Figure record extracts

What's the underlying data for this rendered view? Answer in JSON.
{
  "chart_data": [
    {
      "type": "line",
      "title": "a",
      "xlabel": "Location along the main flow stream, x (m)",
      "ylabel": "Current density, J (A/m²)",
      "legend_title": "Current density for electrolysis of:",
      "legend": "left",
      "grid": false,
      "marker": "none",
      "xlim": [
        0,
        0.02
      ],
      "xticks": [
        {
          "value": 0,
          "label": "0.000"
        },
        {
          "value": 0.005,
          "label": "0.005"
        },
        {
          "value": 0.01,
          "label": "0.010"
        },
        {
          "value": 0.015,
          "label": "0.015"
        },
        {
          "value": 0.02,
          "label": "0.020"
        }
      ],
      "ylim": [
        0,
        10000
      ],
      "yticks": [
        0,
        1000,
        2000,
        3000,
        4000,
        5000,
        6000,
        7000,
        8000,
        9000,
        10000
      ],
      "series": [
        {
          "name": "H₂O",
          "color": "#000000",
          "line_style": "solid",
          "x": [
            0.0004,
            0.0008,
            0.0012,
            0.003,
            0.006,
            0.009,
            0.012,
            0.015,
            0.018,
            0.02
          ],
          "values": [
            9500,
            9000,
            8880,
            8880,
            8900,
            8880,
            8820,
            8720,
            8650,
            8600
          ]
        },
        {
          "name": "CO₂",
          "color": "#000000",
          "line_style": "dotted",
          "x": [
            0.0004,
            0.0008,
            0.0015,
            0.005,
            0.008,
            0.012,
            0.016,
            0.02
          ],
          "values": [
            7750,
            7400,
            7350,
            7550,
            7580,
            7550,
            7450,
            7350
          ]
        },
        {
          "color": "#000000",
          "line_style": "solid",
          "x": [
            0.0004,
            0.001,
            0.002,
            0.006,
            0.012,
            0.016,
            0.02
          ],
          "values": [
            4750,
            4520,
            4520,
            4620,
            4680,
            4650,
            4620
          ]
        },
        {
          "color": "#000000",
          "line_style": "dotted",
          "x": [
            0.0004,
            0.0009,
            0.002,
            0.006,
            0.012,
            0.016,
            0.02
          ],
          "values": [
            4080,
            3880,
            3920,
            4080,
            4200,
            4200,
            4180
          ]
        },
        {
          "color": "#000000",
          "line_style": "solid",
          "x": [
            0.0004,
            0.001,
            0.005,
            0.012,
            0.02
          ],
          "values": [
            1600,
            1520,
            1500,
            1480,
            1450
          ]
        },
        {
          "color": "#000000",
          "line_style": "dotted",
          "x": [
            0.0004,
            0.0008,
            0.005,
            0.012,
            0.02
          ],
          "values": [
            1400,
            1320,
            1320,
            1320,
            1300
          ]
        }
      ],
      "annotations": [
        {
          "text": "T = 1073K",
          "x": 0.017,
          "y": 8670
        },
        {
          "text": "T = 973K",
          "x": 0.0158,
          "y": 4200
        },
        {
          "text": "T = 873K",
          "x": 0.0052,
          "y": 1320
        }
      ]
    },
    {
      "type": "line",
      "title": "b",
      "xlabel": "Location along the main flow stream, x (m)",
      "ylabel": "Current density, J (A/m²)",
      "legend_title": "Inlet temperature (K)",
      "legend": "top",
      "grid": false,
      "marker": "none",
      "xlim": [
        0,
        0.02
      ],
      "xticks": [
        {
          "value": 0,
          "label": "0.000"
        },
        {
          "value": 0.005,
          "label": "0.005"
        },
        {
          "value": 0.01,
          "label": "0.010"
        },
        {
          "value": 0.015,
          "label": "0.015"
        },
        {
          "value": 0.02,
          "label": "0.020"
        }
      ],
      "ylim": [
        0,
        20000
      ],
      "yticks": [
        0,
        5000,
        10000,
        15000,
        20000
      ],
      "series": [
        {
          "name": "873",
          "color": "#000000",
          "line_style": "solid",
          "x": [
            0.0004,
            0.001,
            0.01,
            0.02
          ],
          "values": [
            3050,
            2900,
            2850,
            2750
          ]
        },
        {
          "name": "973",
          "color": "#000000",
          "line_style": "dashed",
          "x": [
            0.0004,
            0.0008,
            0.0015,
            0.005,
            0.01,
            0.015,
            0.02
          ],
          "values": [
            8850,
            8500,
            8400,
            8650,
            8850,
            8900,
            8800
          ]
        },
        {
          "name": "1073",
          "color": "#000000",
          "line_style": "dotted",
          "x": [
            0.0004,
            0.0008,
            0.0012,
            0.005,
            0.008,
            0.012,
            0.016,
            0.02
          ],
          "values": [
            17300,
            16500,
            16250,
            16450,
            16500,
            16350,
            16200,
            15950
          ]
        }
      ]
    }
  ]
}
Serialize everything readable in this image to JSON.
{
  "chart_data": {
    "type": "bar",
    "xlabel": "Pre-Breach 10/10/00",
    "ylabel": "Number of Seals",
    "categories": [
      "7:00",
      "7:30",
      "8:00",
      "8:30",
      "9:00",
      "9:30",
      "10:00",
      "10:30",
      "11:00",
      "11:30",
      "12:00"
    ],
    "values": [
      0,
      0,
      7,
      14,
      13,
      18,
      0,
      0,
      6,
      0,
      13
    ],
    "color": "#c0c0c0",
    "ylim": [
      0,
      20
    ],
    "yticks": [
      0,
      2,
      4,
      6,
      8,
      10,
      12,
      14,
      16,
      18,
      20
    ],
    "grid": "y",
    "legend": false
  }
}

• **DO THIS**: Reproduce the full listing exactly.

• **SOLUTION BELOW**:
What's the underlying data for this rendered view? Answer in JSON.
{
  "chart_data": [
    {
      "type": "line",
      "title": "a",
      "xlabel": "Location along the main flow stream, x (m)",
      "ylabel": "Current density, J (A/m²)",
      "legend_title": "Current density for electrolysis of:",
      "legend": "left",
      "grid": false,
      "marker": "none",
      "xlim": [
        0,
        0.02
      ],
      "xticks": [
        {
          "value": 0,
          "label": "0.000"
        },
        {
          "value": 0.005,
          "label": "0.005"
        },
        {
          "value": 0.01,
          "label": "0.010"
        },
        {
          "value": 0.015,
          "label": "0.015"
        },
        {
          "value": 0.02,
          "label": "0.020"
        }
      ],
      "ylim": [
        0,
        10000
      ],
      "yticks": [
        0,
        1000,
        2000,
        3000,
        4000,
        5000,
        6000,
        7000,
        8000,
        9000,
        10000
      ],
      "series": [
        {
          "name": "H₂O",
          "color": "#000000",
          "line_style": "solid",
          "x": [
            0.0004,
            0.0008,
            0.0012,
            0.003,
            0.006,
            0.009,
            0.012,
            0.015,
            0.018,
            0.02
          ],
          "values": [
            9500,
            9000,
            8880,
            8880,
            8900,
            8880,
            8820,
            8720,
            8650,
            8600
          ]
        },
        {
          "name": "CO₂",
          "color": "#000000",
          "line_style": "dotted",
          "x": [
            0.0004,
            0.0008,
            0.0015,
            0.005,
            0.008,
            0.012,
            0.016,
            0.02
          ],
          "values": [
            7750,
            7400,
            7350,
            7550,
            7580,
            7550,
            7450,
            7350
          ]
        },
        {
          "color": "#000000",
          "line_style": "solid",
          "x": [
            0.0004,
            0.001,
            0.002,
            0.006,
            0.012,
            0.016,
            0.02
          ],
          "values": [
            4750,
            4520,
            4520,
            4620,
            4680,
            4650,
            4620
          ]
        },
        {
          "color": "#000000",
          "line_style": "dotted",
          "x": [
            0.0004,
            0.0009,
            0.002,
            0.006,
            0.012,
            0.016,
            0.02
          ],
          "values": [
            4080,
            3880,
            3920,
            4080,
            4200,
            4200,
            4180
          ]
        },
        {
          "color": "#000000",
          "line_style": "solid",
          "x": [
            0.0004,
            0.001,
            0.005,
            0.012,
            0.02
          ],
          "values": [
            1600,
            1520,
            1500,
            1480,
            1450
          ]
        },
        {
          "color": "#000000",
          "line_style": "dotted",
          "x": [
            0.0004,
            0.0008,
            0.005,
            0.012,
            0.02
          ],
          "values": [
            1400,
            1320,
            1320,
            1320,
            1300
          ]
        }
      ],
      "annotations": [
        {
          "text": "T = 1073K",
          "x": 0.017,
          "y": 8670
        },
        {
          "text": "T = 973K",
          "x": 0.0158,
          "y": 4200
        },
        {
          "text": "T = 873K",
          "x": 0.0052,
          "y": 1320
        }
      ]
    },
    {
      "type": "line",
      "title": "b",
      "xlabel": "Location along the main flow stream, x (m)",
      "ylabel": "Current density, J (A/m²)",
      "legend_title": "Inlet temperature (K)",
      "legend": "top",
      "grid": false,
      "marker": "none",
      "xlim": [
        0,
        0.02
      ],
      "xticks": [
        {
          "value": 0,
          "label": "0.000"
        },
        {
          "value": 0.005,
          "label": "0.005"
        },
        {
          "value": 0.01,
          "label": "0.010"
        },
        {
          "value": 0.015,
          "label": "0.015"
        },
        {
          "value": 0.02,
          "label": "0.020"
        }
      ],
      "ylim": [
        0,
        20000
      ],
      "yticks": [
        0,
        5000,
        10000,
        15000,
        20000
      ],
      "series": [
        {
          "name": "873",
          "color": "#000000",
          "line_style": "solid",
          "x": [
            0.0004,
            0.001,
            0.01,
            0.02
          ],
          "values": [
            3050,
            2900,
            2850,
            2750
          ]
        },
        {
          "name": "973",
          "color": "#000000",
          "line_style": "dashed",
          "x": [
            0.0004,
            0.0008,
            0.0015,
            0.005,
            0.01,
            0.015,
            0.02
          ],
          "values": [
            8850,
            8500,
            8400,
            8650,
            8850,
            8900,
            8800
          ]
        },
        {
          "name": "1073",
          "color": "#000000",
          "line_style": "dotted",
          "x": [
            0.0004,
            0.0008,
            0.0012,
            0.005,
            0.008,
            0.012,
            0.016,
            0.02
          ],
          "values": [
            17300,
            16500,
            16250,
            16450,
            16500,
            16350,
            16200,
            15950
          ]
        }
      ]
    }
  ]
}
Serialize everything readable in this image to JSON.
{
  "chart_data": {
    "type": "bar",
    "xlabel": "Pre-Breach 10/10/00",
    "ylabel": "Number of Seals",
    "categories": [
      "7:00",
      "7:30",
      "8:00",
      "8:30",
      "9:00",
      "9:30",
      "10:00",
      "10:30",
      "11:00",
      "11:30",
      "12:00"
    ],
    "values": [
      0,
      0,
      7,
      14,
      13,
      18,
      0,
      0,
      6,
      0,
      13
    ],
    "color": "#c0c0c0",
    "ylim": [
      0,
      20
    ],
    "yticks": [
      0,
      2,
      4,
      6,
      8,
      10,
      12,
      14,
      16,
      18,
      20
    ],
    "grid": "y",
    "legend": false
  }
}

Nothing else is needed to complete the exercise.